:: PROBLEM REQUIREMENTS ::
Determine which lines of the records include the word "title", and copy them.

[Entries taken from a collection]
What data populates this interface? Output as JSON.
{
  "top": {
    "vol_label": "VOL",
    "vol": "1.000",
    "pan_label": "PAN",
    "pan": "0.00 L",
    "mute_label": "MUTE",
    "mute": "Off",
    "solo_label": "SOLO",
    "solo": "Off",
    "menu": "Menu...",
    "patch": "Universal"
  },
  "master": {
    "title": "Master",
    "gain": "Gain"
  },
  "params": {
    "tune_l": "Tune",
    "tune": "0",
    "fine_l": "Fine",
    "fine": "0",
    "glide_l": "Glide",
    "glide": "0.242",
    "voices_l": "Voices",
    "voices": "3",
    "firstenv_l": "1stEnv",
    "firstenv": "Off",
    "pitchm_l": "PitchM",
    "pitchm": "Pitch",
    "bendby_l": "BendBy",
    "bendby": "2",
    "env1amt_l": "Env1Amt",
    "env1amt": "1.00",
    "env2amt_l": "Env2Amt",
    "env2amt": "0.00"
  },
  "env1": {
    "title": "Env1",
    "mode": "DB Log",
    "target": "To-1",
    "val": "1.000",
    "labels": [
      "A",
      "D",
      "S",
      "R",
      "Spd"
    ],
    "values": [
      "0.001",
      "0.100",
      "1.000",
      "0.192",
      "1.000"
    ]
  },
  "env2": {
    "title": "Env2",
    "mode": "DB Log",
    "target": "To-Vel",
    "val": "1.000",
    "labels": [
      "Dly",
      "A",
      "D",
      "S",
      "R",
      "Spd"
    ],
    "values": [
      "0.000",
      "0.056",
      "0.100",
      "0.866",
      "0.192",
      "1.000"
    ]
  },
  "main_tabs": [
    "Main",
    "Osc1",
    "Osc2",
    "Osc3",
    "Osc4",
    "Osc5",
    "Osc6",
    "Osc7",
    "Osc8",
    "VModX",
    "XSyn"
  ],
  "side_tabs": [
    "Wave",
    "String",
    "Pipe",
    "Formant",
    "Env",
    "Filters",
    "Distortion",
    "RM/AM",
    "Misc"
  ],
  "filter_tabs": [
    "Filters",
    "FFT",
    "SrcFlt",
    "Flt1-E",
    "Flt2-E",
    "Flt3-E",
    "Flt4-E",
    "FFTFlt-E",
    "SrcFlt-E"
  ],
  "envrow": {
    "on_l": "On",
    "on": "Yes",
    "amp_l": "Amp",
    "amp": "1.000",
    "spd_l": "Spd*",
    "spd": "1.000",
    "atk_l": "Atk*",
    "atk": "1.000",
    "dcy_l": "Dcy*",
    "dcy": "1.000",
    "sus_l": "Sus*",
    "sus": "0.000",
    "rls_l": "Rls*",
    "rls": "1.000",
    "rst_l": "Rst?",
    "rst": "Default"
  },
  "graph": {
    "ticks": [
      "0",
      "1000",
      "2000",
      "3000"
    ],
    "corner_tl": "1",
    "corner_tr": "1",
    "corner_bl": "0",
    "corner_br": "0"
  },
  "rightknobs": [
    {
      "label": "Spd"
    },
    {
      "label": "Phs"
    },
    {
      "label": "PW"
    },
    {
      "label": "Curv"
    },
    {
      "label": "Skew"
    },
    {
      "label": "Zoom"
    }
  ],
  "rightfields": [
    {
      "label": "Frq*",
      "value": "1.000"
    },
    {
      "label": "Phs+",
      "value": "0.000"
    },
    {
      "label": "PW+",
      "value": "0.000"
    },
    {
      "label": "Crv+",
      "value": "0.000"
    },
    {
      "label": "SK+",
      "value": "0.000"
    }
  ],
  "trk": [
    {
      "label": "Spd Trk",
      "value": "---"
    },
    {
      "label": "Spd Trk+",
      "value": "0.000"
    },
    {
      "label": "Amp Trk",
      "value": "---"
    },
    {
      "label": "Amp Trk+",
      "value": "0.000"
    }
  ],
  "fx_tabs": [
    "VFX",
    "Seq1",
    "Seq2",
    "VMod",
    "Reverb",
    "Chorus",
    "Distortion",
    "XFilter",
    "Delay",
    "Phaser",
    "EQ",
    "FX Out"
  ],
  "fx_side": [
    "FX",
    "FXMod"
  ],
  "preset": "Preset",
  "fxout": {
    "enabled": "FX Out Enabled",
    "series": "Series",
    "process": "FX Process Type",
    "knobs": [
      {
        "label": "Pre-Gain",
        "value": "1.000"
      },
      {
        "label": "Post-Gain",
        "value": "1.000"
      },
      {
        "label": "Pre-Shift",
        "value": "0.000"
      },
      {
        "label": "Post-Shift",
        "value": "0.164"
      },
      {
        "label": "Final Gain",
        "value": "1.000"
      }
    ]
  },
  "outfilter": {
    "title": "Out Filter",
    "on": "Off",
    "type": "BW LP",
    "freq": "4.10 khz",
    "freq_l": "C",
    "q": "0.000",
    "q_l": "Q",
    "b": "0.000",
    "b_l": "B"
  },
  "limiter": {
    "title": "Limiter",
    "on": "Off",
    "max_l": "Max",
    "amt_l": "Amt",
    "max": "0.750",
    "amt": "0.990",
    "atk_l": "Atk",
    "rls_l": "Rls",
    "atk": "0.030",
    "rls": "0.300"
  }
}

:: WRITTEN RESPONSE ::
    "title": "Master",
    "title": "Env1",
    "title": "Env2",
    "title": "Out Filter",
    "title": "Limiter",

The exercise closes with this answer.